### EXERCISE DETAILS:
Return every line below as is, leaving out the pictures.

### GIVEN ENTRIES:
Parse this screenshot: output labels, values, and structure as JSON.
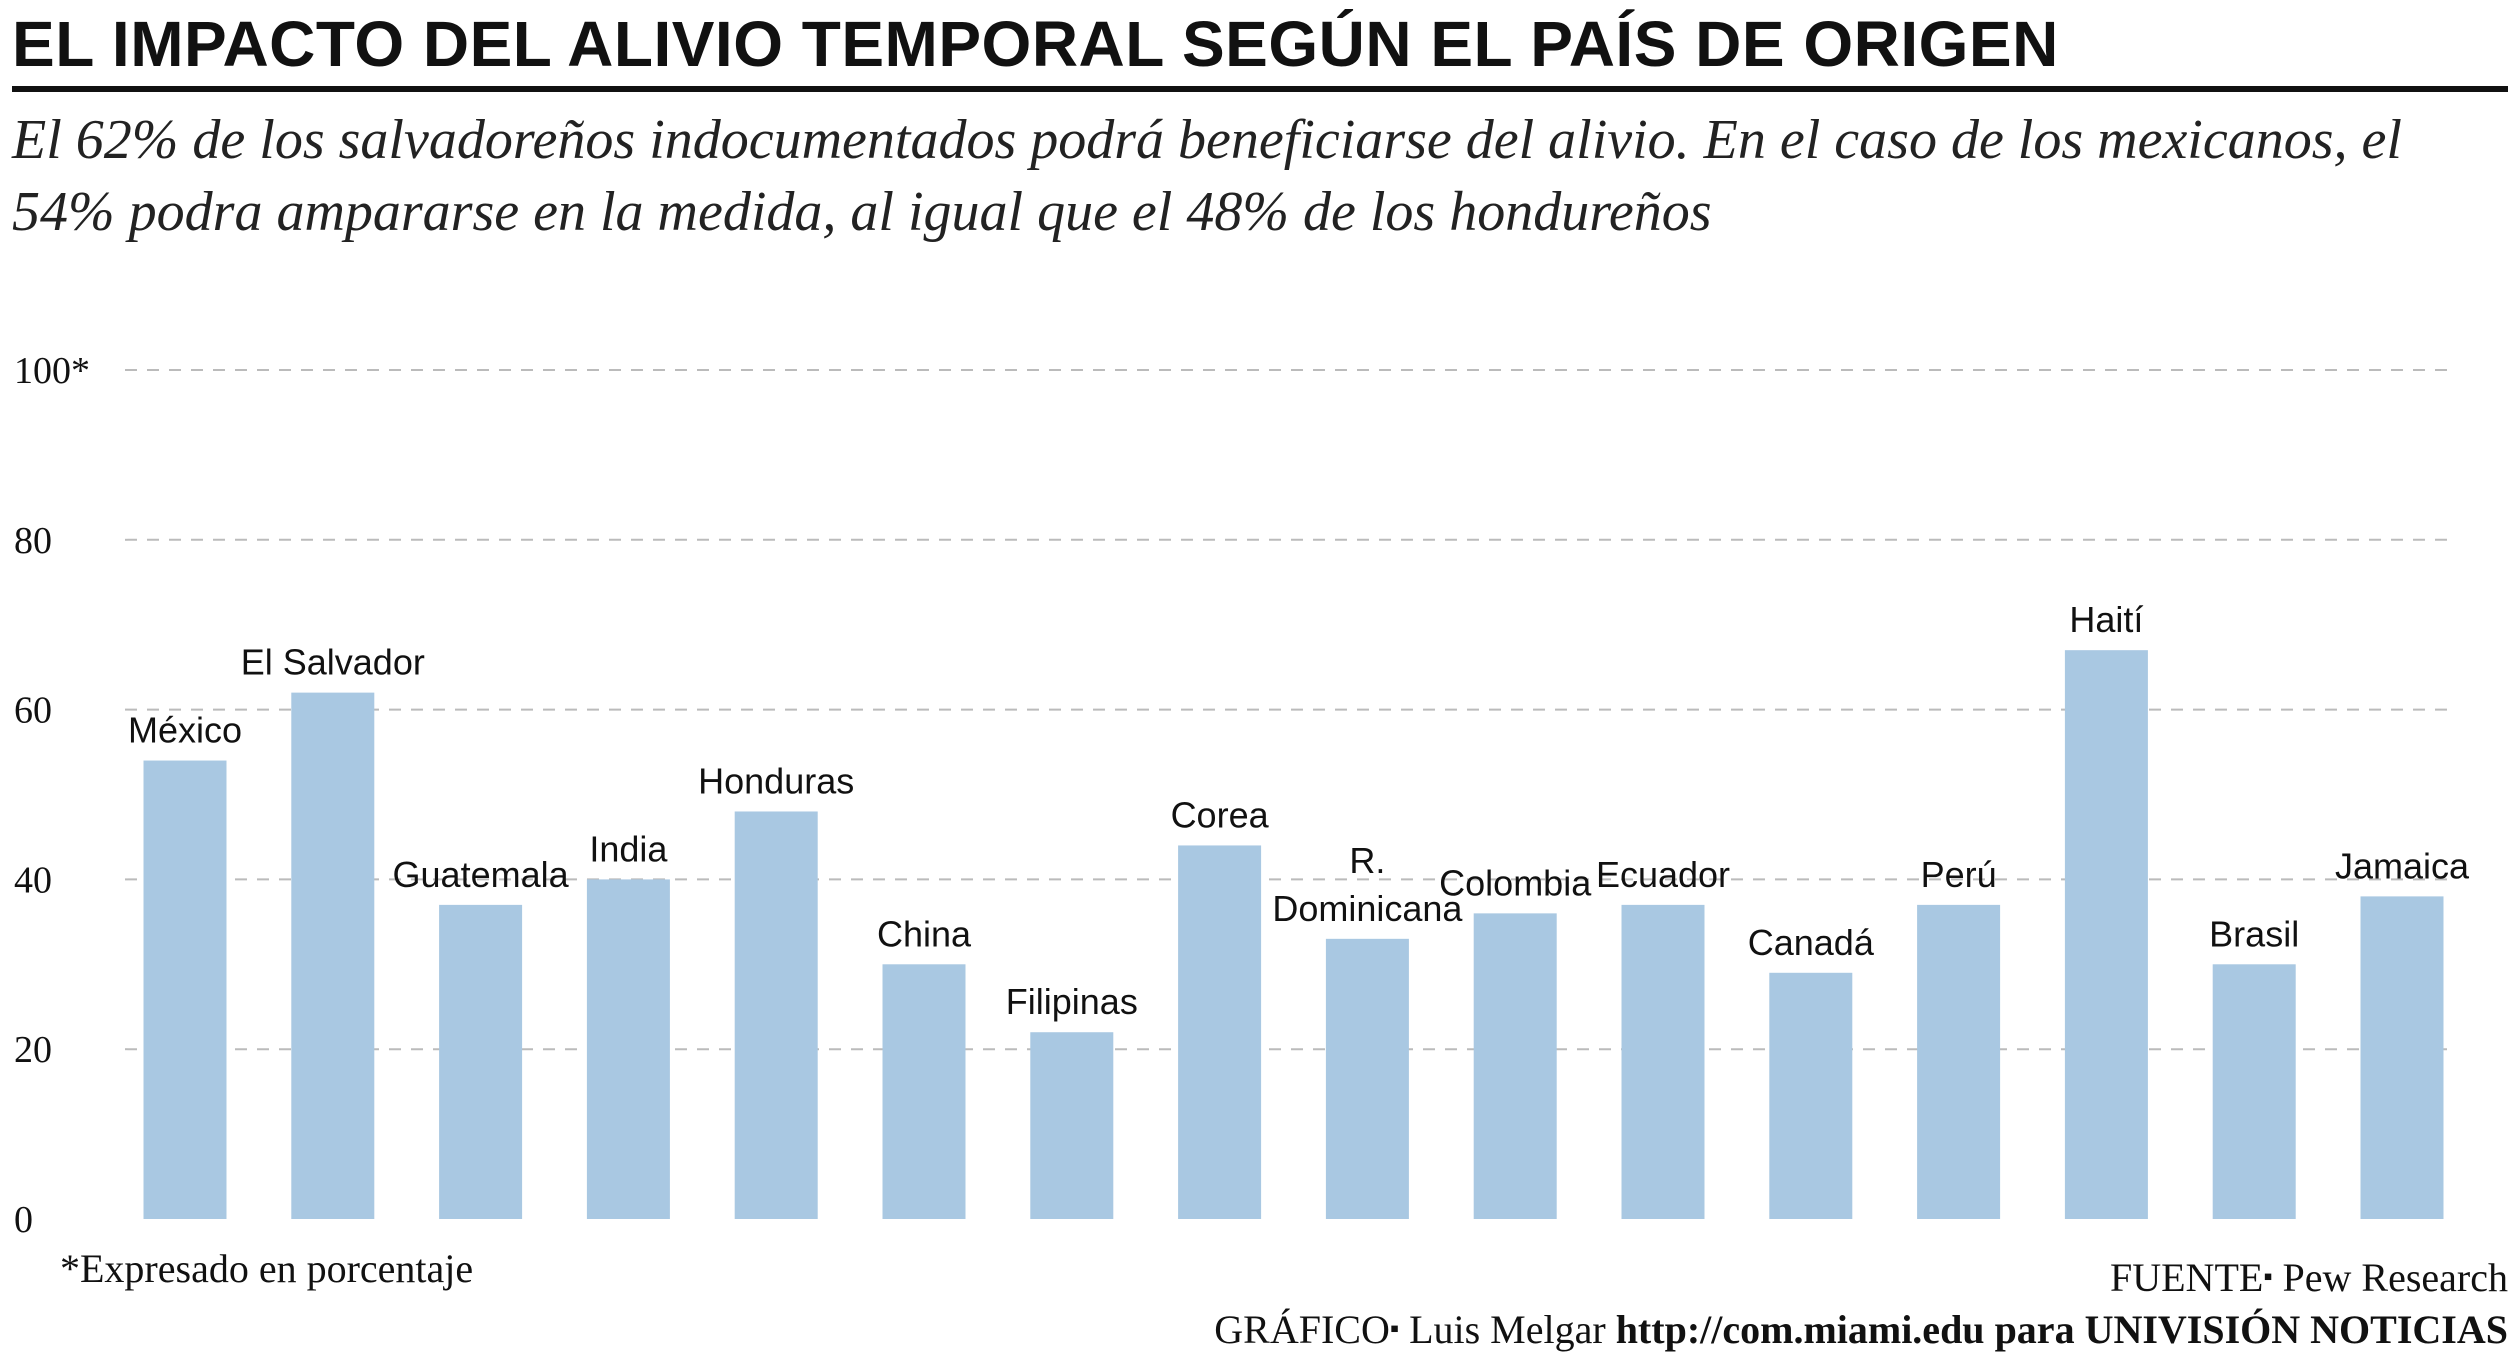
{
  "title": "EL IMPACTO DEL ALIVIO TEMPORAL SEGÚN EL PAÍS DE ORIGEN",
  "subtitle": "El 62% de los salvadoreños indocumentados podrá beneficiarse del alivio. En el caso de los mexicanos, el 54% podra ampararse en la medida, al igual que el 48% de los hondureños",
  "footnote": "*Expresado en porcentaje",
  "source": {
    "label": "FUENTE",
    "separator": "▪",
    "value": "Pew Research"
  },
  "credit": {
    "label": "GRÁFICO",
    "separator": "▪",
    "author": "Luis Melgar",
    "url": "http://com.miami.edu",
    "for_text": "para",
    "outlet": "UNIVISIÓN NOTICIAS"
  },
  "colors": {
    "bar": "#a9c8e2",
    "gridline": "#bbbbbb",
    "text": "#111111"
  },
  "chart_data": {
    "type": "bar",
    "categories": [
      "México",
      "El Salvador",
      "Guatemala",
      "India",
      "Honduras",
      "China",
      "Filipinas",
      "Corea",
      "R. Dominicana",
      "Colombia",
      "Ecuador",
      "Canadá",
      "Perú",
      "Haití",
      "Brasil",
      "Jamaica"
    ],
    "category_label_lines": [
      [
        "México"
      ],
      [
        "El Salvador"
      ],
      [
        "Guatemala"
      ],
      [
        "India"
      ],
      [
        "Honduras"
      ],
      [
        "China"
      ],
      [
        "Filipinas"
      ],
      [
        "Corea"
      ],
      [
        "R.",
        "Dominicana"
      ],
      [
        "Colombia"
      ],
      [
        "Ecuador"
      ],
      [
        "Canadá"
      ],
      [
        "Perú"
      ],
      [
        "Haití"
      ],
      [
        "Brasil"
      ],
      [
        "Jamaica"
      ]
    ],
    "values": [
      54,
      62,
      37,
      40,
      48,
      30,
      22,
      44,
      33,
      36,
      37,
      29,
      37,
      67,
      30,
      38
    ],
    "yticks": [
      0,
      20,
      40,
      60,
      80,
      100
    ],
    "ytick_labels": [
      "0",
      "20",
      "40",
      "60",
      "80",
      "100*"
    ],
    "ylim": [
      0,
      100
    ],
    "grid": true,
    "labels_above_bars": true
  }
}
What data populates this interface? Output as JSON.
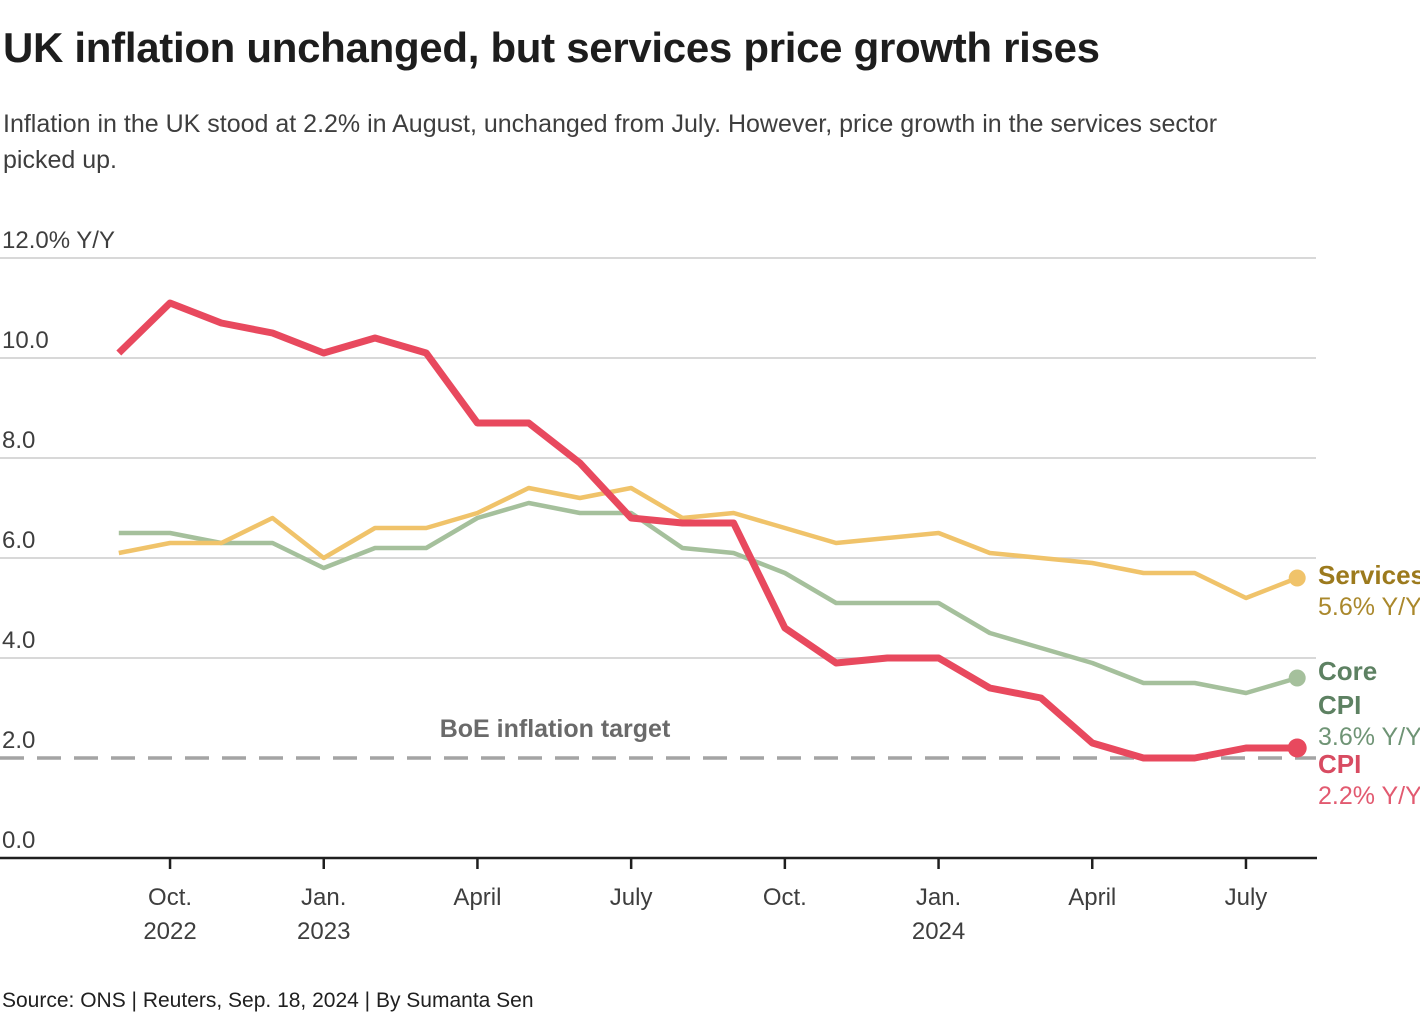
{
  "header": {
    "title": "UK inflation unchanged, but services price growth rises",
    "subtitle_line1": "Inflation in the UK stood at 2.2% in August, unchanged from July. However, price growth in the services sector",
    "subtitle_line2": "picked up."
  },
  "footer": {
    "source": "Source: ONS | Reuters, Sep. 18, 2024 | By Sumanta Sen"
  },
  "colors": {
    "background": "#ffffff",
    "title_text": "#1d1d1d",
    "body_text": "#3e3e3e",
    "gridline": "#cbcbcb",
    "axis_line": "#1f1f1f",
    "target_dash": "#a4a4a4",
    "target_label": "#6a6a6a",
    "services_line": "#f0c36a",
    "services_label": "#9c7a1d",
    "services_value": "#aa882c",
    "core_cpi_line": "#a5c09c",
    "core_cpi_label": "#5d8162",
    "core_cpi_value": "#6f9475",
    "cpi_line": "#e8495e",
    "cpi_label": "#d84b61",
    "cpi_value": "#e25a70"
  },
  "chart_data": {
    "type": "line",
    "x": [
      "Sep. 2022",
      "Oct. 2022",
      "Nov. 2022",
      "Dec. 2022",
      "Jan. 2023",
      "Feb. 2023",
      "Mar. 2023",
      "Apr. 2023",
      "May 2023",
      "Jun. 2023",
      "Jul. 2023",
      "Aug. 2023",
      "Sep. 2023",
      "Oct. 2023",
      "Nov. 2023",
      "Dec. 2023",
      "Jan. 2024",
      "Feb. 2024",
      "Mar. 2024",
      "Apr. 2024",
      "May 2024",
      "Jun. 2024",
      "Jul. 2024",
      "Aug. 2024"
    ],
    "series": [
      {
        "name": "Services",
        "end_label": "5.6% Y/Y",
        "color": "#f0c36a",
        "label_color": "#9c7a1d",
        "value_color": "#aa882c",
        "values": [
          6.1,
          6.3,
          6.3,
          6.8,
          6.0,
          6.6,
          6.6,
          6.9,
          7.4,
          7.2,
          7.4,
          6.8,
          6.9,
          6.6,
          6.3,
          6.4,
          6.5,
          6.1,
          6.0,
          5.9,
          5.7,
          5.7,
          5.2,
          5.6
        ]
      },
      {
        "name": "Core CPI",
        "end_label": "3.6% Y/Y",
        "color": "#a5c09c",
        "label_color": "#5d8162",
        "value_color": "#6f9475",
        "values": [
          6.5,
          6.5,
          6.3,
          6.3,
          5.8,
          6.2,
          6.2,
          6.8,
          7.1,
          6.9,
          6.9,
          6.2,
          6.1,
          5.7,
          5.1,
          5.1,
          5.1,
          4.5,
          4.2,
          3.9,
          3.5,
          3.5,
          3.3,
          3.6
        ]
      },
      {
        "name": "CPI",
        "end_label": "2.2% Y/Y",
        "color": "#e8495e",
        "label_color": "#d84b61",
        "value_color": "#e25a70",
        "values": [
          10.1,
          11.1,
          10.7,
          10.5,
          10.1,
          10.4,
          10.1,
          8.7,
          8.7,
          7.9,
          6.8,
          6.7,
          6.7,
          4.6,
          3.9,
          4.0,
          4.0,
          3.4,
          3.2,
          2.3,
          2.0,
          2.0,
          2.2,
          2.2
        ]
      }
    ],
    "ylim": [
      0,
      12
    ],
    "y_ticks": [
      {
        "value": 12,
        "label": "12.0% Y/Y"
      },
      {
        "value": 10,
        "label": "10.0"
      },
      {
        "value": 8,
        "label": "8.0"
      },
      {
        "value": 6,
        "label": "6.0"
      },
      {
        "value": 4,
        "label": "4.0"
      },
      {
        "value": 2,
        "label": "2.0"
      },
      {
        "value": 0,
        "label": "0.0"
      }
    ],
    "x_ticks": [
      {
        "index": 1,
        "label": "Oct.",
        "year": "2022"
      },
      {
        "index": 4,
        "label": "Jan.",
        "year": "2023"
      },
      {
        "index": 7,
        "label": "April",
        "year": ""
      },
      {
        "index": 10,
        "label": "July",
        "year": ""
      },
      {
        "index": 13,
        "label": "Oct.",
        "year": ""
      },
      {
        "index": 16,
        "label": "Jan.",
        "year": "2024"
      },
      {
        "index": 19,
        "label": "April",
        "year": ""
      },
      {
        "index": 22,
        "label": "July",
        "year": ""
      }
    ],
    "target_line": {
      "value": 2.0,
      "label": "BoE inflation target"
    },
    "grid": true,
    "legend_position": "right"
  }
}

### RESULT OF THE TASK:
Parse this screenshot: output labels, values, and structure as JSON.
{
  "title": "EL IMPACTO DEL ALIVIO TEMPORAL SEGÚN EL PAÍS DE ORIGEN",
  "subtitle": "El 62% de los salvadoreños indocumentados podrá beneficiarse del alivio. En el caso de los mexicanos, el 54% podra ampararse en la medida, al igual que el 48% de los hondureños",
  "footnote": "*Expresado en porcentaje",
  "source": {
    "label": "FUENTE",
    "separator": "▪",
    "value": "Pew Research"
  },
  "credit": {
    "label": "GRÁFICO",
    "separator": "▪",
    "author": "Luis Melgar",
    "url": "http://com.miami.edu",
    "for_text": "para",
    "outlet": "UNIVISIÓN NOTICIAS"
  },
  "colors": {
    "bar": "#a9c8e2",
    "gridline": "#bbbbbb",
    "text": "#111111"
  },
  "chart_data": {
    "type": "bar",
    "categories": [
      "México",
      "El Salvador",
      "Guatemala",
      "India",
      "Honduras",
      "China",
      "Filipinas",
      "Corea",
      "R. Dominicana",
      "Colombia",
      "Ecuador",
      "Canadá",
      "Perú",
      "Haití",
      "Brasil",
      "Jamaica"
    ],
    "category_label_lines": [
      [
        "México"
      ],
      [
        "El Salvador"
      ],
      [
        "Guatemala"
      ],
      [
        "India"
      ],
      [
        "Honduras"
      ],
      [
        "China"
      ],
      [
        "Filipinas"
      ],
      [
        "Corea"
      ],
      [
        "R.",
        "Dominicana"
      ],
      [
        "Colombia"
      ],
      [
        "Ecuador"
      ],
      [
        "Canadá"
      ],
      [
        "Perú"
      ],
      [
        "Haití"
      ],
      [
        "Brasil"
      ],
      [
        "Jamaica"
      ]
    ],
    "values": [
      54,
      62,
      37,
      40,
      48,
      30,
      22,
      44,
      33,
      36,
      37,
      29,
      37,
      67,
      30,
      38
    ],
    "yticks": [
      0,
      20,
      40,
      60,
      80,
      100
    ],
    "ytick_labels": [
      "0",
      "20",
      "40",
      "60",
      "80",
      "100*"
    ],
    "ylim": [
      0,
      100
    ],
    "grid": true,
    "labels_above_bars": true
  }
}
What data populates this interface? Output as JSON.
{
  "header": {
    "title": "UK inflation unchanged, but services price growth rises",
    "subtitle_line1": "Inflation in the UK stood at 2.2% in August, unchanged from July. However, price growth in the services sector",
    "subtitle_line2": "picked up."
  },
  "footer": {
    "source": "Source: ONS | Reuters, Sep. 18, 2024 | By Sumanta Sen"
  },
  "colors": {
    "background": "#ffffff",
    "title_text": "#1d1d1d",
    "body_text": "#3e3e3e",
    "gridline": "#cbcbcb",
    "axis_line": "#1f1f1f",
    "target_dash": "#a4a4a4",
    "target_label": "#6a6a6a",
    "services_line": "#f0c36a",
    "services_label": "#9c7a1d",
    "services_value": "#aa882c",
    "core_cpi_line": "#a5c09c",
    "core_cpi_label": "#5d8162",
    "core_cpi_value": "#6f9475",
    "cpi_line": "#e8495e",
    "cpi_label": "#d84b61",
    "cpi_value": "#e25a70"
  },
  "chart_data": {
    "type": "line",
    "x": [
      "Sep. 2022",
      "Oct. 2022",
      "Nov. 2022",
      "Dec. 2022",
      "Jan. 2023",
      "Feb. 2023",
      "Mar. 2023",
      "Apr. 2023",
      "May 2023",
      "Jun. 2023",
      "Jul. 2023",
      "Aug. 2023",
      "Sep. 2023",
      "Oct. 2023",
      "Nov. 2023",
      "Dec. 2023",
      "Jan. 2024",
      "Feb. 2024",
      "Mar. 2024",
      "Apr. 2024",
      "May 2024",
      "Jun. 2024",
      "Jul. 2024",
      "Aug. 2024"
    ],
    "series": [
      {
        "name": "Services",
        "end_label": "5.6% Y/Y",
        "color": "#f0c36a",
        "label_color": "#9c7a1d",
        "value_color": "#aa882c",
        "values": [
          6.1,
          6.3,
          6.3,
          6.8,
          6.0,
          6.6,
          6.6,
          6.9,
          7.4,
          7.2,
          7.4,
          6.8,
          6.9,
          6.6,
          6.3,
          6.4,
          6.5,
          6.1,
          6.0,
          5.9,
          5.7,
          5.7,
          5.2,
          5.6
        ]
      },
      {
        "name": "Core CPI",
        "end_label": "3.6% Y/Y",
        "color": "#a5c09c",
        "label_color": "#5d8162",
        "value_color": "#6f9475",
        "values": [
          6.5,
          6.5,
          6.3,
          6.3,
          5.8,
          6.2,
          6.2,
          6.8,
          7.1,
          6.9,
          6.9,
          6.2,
          6.1,
          5.7,
          5.1,
          5.1,
          5.1,
          4.5,
          4.2,
          3.9,
          3.5,
          3.5,
          3.3,
          3.6
        ]
      },
      {
        "name": "CPI",
        "end_label": "2.2% Y/Y",
        "color": "#e8495e",
        "label_color": "#d84b61",
        "value_color": "#e25a70",
        "values": [
          10.1,
          11.1,
          10.7,
          10.5,
          10.1,
          10.4,
          10.1,
          8.7,
          8.7,
          7.9,
          6.8,
          6.7,
          6.7,
          4.6,
          3.9,
          4.0,
          4.0,
          3.4,
          3.2,
          2.3,
          2.0,
          2.0,
          2.2,
          2.2
        ]
      }
    ],
    "ylim": [
      0,
      12
    ],
    "y_ticks": [
      {
        "value": 12,
        "label": "12.0% Y/Y"
      },
      {
        "value": 10,
        "label": "10.0"
      },
      {
        "value": 8,
        "label": "8.0"
      },
      {
        "value": 6,
        "label": "6.0"
      },
      {
        "value": 4,
        "label": "4.0"
      },
      {
        "value": 2,
        "label": "2.0"
      },
      {
        "value": 0,
        "label": "0.0"
      }
    ],
    "x_ticks": [
      {
        "index": 1,
        "label": "Oct.",
        "year": "2022"
      },
      {
        "index": 4,
        "label": "Jan.",
        "year": "2023"
      },
      {
        "index": 7,
        "label": "April",
        "year": ""
      },
      {
        "index": 10,
        "label": "July",
        "year": ""
      },
      {
        "index": 13,
        "label": "Oct.",
        "year": ""
      },
      {
        "index": 16,
        "label": "Jan.",
        "year": "2024"
      },
      {
        "index": 19,
        "label": "April",
        "year": ""
      },
      {
        "index": 22,
        "label": "July",
        "year": ""
      }
    ],
    "target_line": {
      "value": 2.0,
      "label": "BoE inflation target"
    },
    "grid": true,
    "legend_position": "right"
  }
}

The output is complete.